**WHAT YOU HAVE TO DO:**
Spot every line with the word "name" and return it.
START DATA LISTING
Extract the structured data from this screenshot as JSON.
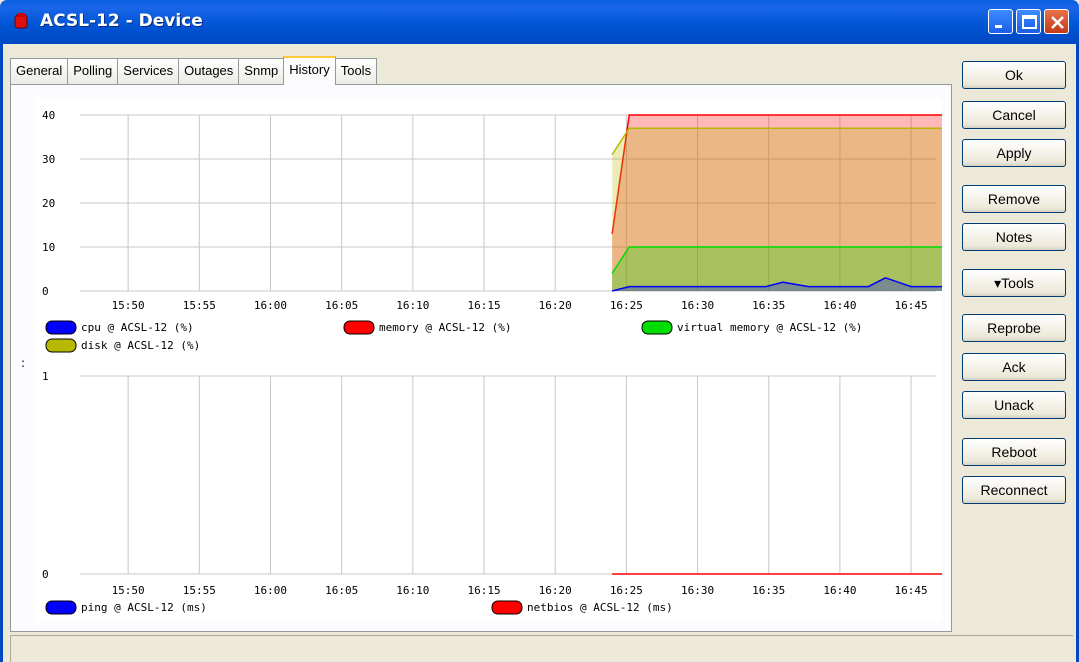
{
  "window": {
    "title": "ACSL-12 - Device"
  },
  "tabs": [
    {
      "label": "General",
      "active": false
    },
    {
      "label": "Polling",
      "active": false
    },
    {
      "label": "Services",
      "active": false
    },
    {
      "label": "Outages",
      "active": false
    },
    {
      "label": "Snmp",
      "active": false
    },
    {
      "label": "History",
      "active": true
    },
    {
      "label": "Tools",
      "active": false
    }
  ],
  "buttons": {
    "ok": "Ok",
    "cancel": "Cancel",
    "apply": "Apply",
    "remove": "Remove",
    "notes": "Notes",
    "tools": "▾Tools",
    "reprobe": "Reprobe",
    "ack": "Ack",
    "unack": "Unack",
    "reboot": "Reboot",
    "reconnect": "Reconnect"
  },
  "splitter": {
    "glyph": ":"
  },
  "chart_data": [
    {
      "type": "area",
      "x": [
        "15:50",
        "15:55",
        "16:00",
        "16:05",
        "16:10",
        "16:15",
        "16:20",
        "16:25",
        "16:30",
        "16:35",
        "16:40",
        "16:45"
      ],
      "ylim": [
        0,
        40
      ],
      "yticks": [
        "40",
        "30",
        "20",
        "10",
        "0"
      ],
      "grid": true,
      "series": [
        {
          "name": "cpu @ ACSL-12 (%)",
          "color": "#0000ff",
          "points": [
            [
              16.4,
              0
            ],
            [
              16.42,
              1
            ],
            [
              16.58,
              1
            ],
            [
              16.6,
              2
            ],
            [
              16.63,
              1
            ],
            [
              16.7,
              1
            ],
            [
              16.72,
              3
            ],
            [
              16.75,
              1
            ],
            [
              16.8,
              1
            ]
          ]
        },
        {
          "name": "memory @ ACSL-12 (%)",
          "color": "#ff0000",
          "points": [
            [
              16.4,
              13
            ],
            [
              16.42,
              40
            ],
            [
              16.8,
              40
            ],
            [
              16.82,
              27
            ]
          ]
        },
        {
          "name": "virtual memory @ ACSL-12 (%)",
          "color": "#00dd00",
          "points": [
            [
              16.4,
              4
            ],
            [
              16.42,
              10
            ],
            [
              16.82,
              10
            ],
            [
              16.83,
              6
            ]
          ]
        },
        {
          "name": "disk @ ACSL-12 (%)",
          "color": "#b8b800",
          "points": [
            [
              16.4,
              31
            ],
            [
              16.42,
              37
            ],
            [
              16.8,
              37
            ],
            [
              16.82,
              6
            ]
          ]
        }
      ]
    },
    {
      "type": "line",
      "x": [
        "15:50",
        "15:55",
        "16:00",
        "16:05",
        "16:10",
        "16:15",
        "16:20",
        "16:25",
        "16:30",
        "16:35",
        "16:40",
        "16:45"
      ],
      "ylim": [
        0,
        1
      ],
      "yticks": [
        "1",
        "0"
      ],
      "grid": true,
      "series": [
        {
          "name": "ping @ ACSL-12 (ms)",
          "color": "#0000ff",
          "points": []
        },
        {
          "name": "netbios @ ACSL-12 (ms)",
          "color": "#ff0000",
          "points": [
            [
              16.4,
              0
            ],
            [
              16.83,
              0
            ]
          ]
        }
      ]
    }
  ]
}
END DATA LISTING
**RESPONSE TO THE TASK:**
          "name": "cpu @ ACSL-12 (%)",
          "name": "memory @ ACSL-12 (%)",
          "name": "virtual memory @ ACSL-12 (%)",
          "name": "disk @ ACSL-12 (%)",
          "name": "ping @ ACSL-12 (ms)",
          "name": "netbios @ ACSL-12 (ms)",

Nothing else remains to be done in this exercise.